Set task
Return each line containing the string "Федерации".

Extracted data entries

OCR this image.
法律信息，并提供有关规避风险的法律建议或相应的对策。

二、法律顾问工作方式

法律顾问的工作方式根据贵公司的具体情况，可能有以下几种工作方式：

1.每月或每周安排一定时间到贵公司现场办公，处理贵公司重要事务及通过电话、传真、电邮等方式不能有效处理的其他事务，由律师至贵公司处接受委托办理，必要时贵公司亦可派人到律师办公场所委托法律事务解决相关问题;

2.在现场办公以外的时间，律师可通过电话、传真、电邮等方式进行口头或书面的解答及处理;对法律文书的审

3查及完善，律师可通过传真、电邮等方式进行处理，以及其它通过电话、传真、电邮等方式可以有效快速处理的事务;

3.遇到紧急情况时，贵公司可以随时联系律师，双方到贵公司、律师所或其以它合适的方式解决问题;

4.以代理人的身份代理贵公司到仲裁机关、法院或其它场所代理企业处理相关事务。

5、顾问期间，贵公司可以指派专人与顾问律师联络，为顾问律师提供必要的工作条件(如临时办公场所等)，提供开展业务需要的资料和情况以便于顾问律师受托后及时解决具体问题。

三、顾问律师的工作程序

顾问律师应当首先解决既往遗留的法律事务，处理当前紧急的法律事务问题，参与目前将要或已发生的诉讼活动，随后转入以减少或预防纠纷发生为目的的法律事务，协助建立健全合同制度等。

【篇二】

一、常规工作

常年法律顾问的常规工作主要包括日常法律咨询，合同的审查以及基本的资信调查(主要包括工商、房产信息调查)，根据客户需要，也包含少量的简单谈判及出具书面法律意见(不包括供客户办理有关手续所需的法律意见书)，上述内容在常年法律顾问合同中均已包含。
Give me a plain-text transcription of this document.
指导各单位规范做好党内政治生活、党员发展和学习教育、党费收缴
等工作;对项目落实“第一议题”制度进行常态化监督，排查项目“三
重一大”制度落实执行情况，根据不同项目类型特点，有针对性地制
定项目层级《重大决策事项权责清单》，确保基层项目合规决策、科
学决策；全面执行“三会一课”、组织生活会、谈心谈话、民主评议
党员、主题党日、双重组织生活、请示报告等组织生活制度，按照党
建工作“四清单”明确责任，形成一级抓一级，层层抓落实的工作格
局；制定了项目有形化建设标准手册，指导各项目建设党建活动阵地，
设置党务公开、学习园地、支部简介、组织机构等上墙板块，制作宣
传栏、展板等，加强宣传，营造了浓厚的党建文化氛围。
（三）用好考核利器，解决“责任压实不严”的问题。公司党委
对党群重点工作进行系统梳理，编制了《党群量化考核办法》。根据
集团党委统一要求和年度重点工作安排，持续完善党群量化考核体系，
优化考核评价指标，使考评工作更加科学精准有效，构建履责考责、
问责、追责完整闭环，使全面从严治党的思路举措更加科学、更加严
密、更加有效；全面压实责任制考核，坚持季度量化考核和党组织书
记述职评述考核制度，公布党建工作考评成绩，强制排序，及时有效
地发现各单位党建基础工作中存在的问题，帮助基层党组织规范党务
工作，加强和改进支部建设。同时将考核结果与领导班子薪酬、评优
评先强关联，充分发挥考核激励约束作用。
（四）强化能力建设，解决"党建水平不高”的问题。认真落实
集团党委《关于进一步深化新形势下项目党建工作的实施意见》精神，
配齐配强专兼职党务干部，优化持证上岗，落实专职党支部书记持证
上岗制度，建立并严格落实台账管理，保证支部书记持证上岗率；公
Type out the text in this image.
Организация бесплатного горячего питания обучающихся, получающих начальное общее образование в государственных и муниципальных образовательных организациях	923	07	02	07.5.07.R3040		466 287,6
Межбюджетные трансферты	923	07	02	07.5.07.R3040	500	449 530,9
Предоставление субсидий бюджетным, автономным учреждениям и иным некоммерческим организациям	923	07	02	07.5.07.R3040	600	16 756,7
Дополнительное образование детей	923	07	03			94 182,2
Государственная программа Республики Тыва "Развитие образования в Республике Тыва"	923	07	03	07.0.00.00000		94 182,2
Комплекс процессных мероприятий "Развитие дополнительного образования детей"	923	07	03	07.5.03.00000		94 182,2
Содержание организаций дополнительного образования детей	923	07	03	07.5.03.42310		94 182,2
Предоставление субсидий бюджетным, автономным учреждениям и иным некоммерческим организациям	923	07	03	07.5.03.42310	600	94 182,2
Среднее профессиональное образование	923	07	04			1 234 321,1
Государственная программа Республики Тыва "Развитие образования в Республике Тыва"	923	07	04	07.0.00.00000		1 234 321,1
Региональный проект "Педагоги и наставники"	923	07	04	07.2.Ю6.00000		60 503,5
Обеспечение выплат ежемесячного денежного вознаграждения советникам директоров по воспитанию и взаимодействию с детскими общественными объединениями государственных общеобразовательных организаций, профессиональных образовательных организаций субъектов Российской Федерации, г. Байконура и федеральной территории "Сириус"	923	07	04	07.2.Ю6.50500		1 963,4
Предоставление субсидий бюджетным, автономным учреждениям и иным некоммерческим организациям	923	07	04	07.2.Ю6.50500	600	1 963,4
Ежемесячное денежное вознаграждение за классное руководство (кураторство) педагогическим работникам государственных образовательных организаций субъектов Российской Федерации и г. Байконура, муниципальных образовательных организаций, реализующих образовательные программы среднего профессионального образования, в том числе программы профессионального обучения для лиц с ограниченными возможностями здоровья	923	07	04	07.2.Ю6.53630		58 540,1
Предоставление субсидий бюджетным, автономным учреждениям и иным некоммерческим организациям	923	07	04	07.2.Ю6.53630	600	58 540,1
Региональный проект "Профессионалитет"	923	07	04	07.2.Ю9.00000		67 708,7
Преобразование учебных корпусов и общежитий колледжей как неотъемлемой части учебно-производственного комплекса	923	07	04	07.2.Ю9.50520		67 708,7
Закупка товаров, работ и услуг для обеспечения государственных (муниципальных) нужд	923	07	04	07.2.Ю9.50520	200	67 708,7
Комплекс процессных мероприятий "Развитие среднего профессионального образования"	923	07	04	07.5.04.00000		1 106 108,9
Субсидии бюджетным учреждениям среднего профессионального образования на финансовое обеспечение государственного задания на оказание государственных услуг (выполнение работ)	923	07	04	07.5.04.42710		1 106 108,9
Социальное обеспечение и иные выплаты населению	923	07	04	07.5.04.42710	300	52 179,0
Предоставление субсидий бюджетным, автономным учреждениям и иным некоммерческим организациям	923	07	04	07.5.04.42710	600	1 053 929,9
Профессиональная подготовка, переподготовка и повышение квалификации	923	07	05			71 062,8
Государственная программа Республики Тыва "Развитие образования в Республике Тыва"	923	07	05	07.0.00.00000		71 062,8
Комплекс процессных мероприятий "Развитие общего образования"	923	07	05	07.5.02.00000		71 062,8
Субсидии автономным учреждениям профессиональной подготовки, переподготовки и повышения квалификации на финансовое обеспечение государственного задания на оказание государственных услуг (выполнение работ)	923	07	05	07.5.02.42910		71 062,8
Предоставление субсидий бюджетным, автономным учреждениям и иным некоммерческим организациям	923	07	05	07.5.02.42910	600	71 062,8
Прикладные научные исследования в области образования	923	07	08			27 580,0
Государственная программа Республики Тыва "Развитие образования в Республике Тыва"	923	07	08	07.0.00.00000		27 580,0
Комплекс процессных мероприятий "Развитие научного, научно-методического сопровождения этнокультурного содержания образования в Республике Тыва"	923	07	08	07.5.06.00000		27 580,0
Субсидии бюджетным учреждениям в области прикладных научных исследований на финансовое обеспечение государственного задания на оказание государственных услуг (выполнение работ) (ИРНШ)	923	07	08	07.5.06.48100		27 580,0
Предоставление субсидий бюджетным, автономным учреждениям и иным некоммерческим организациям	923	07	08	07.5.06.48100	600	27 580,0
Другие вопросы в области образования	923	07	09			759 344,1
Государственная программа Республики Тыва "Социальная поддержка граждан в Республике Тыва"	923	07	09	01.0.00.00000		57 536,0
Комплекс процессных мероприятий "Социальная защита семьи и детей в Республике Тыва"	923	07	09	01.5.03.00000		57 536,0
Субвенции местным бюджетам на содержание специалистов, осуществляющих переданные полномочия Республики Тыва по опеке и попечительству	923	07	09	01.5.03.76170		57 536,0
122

Exercise result
Обеспечение выплат ежемесячного денежного вознаграждения советникам директоров по воспитанию и взаимодействию с детскими общественными объединениями государственных общеобразовательных организаций, профессиональных образовательных организаций субъектов Российской Федерации, г. Байконура и федеральной территории "Сириус"	923	07	04	07.2.Ю6.50500		1 963,4
Ежемесячное денежное вознаграждение за классное руководство (кураторство) педагогическим работникам государственных образовательных организаций субъектов Российской Федерации и г. Байконура, муниципальных образовательных организаций, реализующих образовательные программы среднего профессионального образования, в том числе программы профессионального обучения для лиц с ограниченными возможностями здоровья	923	07	04	07.2.Ю6.53630		58 540,1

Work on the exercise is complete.